### SHORT EXERCISE
Write out the whole listing again, exactly as given.
start MATERIAL SUPPLIED
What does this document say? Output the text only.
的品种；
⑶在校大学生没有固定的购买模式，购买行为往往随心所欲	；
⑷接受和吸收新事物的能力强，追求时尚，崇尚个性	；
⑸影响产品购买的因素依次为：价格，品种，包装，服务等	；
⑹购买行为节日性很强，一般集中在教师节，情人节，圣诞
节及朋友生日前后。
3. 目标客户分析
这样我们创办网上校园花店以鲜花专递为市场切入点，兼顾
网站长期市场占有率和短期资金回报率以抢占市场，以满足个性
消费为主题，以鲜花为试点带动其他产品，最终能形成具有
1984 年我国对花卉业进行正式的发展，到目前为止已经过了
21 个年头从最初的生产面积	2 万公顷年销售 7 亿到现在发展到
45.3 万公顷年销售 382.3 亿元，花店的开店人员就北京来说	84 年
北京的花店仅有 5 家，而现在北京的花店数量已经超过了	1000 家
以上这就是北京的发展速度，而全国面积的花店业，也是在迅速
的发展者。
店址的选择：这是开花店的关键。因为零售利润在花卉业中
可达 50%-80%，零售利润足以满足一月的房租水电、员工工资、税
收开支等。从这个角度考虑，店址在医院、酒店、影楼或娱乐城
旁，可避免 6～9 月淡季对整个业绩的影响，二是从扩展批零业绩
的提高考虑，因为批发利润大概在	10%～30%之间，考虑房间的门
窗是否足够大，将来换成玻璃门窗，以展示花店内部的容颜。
end MATERIAL SUPPLIED
### OUTPUT
What does this document say? Output the text only.
的品种；
⑶在校大学生没有固定的购买模式，购买行为往往随心所欲	；
⑷接受和吸收新事物的能力强，追求时尚，崇尚个性	；
⑸影响产品购买的因素依次为：价格，品种，包装，服务等	；
⑹购买行为节日性很强，一般集中在教师节，情人节，圣诞
节及朋友生日前后。
3. 目标客户分析
这样我们创办网上校园花店以鲜花专递为市场切入点，兼顾
网站长期市场占有率和短期资金回报率以抢占市场，以满足个性
消费为主题，以鲜花为试点带动其他产品，最终能形成具有
1984 年我国对花卉业进行正式的发展，到目前为止已经过了
21 个年头从最初的生产面积	2 万公顷年销售 7 亿到现在发展到
45.3 万公顷年销售 382.3 亿元，花店的开店人员就北京来说	84 年
北京的花店仅有 5 家，而现在北京的花店数量已经超过了	1000 家
以上这就是北京的发展速度，而全国面积的花店业，也是在迅速
的发展者。
店址的选择：这是开花店的关键。因为零售利润在花卉业中
可达 50%-80%，零售利润足以满足一月的房租水电、员工工资、税
收开支等。从这个角度考虑，店址在医院、酒店、影楼或娱乐城
旁，可避免 6～9 月淡季对整个业绩的影响，二是从扩展批零业绩
的提高考虑，因为批发利润大概在	10%～30%之间，考虑房间的门
窗是否足够大，将来换成玻璃门窗，以展示花店内部的容颜。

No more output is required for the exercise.